Excerpt provided.

Summary
In Patterson v. Boston, 20 Pick. 159, Chief Justice Shaw said: "Jurors would be very little fit for the high and responsible office to which they are called, especiallyto make an appraisement, which depends on knowledge and experience, if they might not avail themselves of these powers of the mind when they are most necessary to the performance of their duties."
Summary of this case from Beveridge v. LewisOpinion
No. 4782.
Argued December 1, 1959.
Decided January 27, 1960.
1. The statute (RSA 383:1, 33) requiring a railroad to provide a "suitable crossing" to accommodate persons whose lands are separated from a highway by a railroad contemplates a crossing which is reasonably necessary, and reasonably safe and convenient for the purpose, at a location to be determined according to the use made of the lands, their physical characteristics and the practicability and comparative expense of the constructional type of crossing required.
2. In determining the question of location of such crossing the doctrine of reasonable use should be applied and the convenience of all parties considered.
3. In a petition for a vehicular crossing under such statute the Public Utilities Commission's determination thereunder that the proposed location was unsafe and that it was impossible to provide a suitable crossing as requested was not error.
APPEAL, to the Superior Court, under RSA 373:8, from a report of the Public Utilities Commission (D-T 3641) dismissing a petition by the plaintiff for the establishment of a private crossing under RSA 373:1, 33, to afford access to his land in Grafton which is separated from the highway by the railroad. After hearing, with a view, the Public Utilities Commission found that "the proposed location is unsafe, and that it is impossible to provide a suitable crossing as requested," and dismissed the petition.

Given records.
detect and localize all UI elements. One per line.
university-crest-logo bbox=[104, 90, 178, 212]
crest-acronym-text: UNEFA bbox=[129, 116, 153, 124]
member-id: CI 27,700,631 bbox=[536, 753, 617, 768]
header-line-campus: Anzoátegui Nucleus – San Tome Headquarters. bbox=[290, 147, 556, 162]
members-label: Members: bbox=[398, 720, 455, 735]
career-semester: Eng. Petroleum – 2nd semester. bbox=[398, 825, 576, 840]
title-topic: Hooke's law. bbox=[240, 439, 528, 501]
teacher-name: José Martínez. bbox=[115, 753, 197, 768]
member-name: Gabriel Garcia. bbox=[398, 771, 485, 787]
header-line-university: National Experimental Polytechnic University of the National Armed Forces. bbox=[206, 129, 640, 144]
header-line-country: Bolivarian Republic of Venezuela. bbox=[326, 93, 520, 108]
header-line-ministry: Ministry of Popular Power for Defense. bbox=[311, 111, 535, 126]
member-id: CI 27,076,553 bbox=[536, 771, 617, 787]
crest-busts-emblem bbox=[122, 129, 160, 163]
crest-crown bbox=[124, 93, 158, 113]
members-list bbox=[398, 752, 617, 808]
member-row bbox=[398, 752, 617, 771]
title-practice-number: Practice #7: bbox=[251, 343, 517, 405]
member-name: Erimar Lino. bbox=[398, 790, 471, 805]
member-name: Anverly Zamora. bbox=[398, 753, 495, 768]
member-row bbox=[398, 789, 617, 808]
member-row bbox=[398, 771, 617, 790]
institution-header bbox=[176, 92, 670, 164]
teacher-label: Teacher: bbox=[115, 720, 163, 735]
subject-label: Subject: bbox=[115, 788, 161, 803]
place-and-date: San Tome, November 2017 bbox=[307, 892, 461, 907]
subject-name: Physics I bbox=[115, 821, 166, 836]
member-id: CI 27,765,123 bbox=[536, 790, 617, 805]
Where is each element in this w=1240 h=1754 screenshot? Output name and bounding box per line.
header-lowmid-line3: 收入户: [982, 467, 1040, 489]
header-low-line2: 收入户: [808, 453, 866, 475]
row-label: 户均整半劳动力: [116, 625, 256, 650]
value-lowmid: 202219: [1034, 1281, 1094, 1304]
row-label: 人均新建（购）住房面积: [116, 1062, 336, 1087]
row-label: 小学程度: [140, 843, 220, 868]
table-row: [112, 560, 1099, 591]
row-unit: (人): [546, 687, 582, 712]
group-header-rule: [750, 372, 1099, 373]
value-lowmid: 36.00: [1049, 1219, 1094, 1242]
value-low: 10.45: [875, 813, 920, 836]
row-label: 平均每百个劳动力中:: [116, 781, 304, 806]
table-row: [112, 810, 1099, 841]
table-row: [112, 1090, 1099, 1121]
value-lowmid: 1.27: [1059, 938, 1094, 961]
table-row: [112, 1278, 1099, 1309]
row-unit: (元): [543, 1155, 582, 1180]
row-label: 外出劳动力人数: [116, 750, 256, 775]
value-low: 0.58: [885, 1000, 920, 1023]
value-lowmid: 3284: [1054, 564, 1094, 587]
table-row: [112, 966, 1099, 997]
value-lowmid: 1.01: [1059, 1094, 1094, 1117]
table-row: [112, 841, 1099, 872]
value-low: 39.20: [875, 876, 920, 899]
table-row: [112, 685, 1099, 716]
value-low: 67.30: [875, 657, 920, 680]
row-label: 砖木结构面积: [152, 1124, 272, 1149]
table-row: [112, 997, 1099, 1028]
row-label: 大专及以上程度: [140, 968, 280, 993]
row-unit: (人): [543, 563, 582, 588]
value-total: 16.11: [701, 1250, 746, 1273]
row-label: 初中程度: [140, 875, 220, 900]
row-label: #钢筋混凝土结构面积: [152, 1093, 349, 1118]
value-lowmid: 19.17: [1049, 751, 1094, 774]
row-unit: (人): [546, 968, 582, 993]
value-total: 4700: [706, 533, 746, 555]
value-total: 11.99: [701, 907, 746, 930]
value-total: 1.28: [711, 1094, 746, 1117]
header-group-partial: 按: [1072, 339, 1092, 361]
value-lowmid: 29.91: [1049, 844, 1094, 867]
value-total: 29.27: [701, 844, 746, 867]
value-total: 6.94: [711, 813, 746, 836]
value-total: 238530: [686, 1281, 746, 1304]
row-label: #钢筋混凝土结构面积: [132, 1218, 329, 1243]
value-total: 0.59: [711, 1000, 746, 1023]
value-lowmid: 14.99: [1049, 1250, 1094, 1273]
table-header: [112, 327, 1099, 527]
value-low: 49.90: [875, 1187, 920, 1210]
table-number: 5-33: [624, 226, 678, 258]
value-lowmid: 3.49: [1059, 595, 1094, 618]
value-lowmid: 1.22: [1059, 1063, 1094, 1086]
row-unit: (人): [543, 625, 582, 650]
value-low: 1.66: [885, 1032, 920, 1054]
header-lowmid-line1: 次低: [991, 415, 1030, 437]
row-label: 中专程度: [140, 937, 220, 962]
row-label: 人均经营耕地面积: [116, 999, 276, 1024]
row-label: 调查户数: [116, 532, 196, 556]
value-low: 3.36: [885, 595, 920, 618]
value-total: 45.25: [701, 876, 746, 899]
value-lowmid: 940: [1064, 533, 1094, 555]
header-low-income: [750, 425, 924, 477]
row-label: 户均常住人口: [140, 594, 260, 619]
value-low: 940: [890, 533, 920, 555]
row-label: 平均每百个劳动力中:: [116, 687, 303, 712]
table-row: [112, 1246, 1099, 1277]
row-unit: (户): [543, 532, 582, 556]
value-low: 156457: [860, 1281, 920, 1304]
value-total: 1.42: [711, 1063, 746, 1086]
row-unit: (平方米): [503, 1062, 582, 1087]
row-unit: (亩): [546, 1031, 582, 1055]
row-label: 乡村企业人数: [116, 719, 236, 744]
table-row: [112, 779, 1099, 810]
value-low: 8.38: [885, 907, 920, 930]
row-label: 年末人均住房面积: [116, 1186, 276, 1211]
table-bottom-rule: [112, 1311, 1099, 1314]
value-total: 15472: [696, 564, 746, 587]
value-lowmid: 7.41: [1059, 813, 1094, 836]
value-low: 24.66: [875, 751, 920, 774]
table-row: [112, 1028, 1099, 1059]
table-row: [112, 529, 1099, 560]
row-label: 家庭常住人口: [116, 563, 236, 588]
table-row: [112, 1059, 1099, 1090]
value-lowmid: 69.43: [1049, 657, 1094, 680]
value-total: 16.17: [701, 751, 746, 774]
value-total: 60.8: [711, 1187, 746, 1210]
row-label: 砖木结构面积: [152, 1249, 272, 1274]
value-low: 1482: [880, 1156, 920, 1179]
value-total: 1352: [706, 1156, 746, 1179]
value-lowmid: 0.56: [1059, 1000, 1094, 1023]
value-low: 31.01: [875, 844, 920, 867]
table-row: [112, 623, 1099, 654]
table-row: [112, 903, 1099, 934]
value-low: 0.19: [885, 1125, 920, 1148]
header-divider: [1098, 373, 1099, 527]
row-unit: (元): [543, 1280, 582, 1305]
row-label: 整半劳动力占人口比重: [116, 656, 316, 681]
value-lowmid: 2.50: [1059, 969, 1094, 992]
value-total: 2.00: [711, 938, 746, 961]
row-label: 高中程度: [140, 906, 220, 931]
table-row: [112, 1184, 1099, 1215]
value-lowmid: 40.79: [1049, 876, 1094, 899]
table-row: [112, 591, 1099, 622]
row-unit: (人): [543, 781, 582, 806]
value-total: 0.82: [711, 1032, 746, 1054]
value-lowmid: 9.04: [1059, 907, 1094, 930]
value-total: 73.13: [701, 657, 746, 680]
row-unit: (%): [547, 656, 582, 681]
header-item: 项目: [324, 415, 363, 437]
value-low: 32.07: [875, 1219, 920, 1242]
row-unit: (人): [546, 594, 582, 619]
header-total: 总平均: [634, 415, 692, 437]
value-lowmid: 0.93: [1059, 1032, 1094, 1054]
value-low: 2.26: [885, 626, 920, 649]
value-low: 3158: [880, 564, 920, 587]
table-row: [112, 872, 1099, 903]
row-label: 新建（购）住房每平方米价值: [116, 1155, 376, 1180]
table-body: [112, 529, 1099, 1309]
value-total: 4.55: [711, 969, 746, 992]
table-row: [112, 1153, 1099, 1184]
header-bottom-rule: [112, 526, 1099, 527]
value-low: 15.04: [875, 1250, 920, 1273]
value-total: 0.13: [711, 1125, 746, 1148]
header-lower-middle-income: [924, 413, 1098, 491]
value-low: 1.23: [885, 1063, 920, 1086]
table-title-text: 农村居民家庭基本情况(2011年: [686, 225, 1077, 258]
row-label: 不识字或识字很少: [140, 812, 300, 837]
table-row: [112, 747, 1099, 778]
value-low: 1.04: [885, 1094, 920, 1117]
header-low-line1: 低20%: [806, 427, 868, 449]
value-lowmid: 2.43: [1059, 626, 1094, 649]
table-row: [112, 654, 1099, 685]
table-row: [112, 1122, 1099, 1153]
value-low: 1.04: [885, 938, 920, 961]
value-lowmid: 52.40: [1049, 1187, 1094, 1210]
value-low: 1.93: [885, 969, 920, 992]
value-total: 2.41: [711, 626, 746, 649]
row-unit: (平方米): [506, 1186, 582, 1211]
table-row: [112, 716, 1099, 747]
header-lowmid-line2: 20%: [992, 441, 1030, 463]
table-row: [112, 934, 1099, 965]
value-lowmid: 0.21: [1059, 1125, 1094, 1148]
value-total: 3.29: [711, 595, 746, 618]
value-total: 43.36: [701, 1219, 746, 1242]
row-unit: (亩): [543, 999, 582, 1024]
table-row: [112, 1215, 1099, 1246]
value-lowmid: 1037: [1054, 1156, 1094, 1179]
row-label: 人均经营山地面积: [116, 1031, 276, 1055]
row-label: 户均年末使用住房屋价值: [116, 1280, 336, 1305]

Written tasks.
(a) According to the railroad crossing case summary, on what date was the case decided?
(b) Filter the records and copy every line that contains the string "members". Treat uppercase and lowercase letters as different.

Answers for the exercise.
(a) January 27, 1960.

(b)
members-label: Members: bbox=[398, 720, 455, 735]
members-list bbox=[398, 752, 617, 808]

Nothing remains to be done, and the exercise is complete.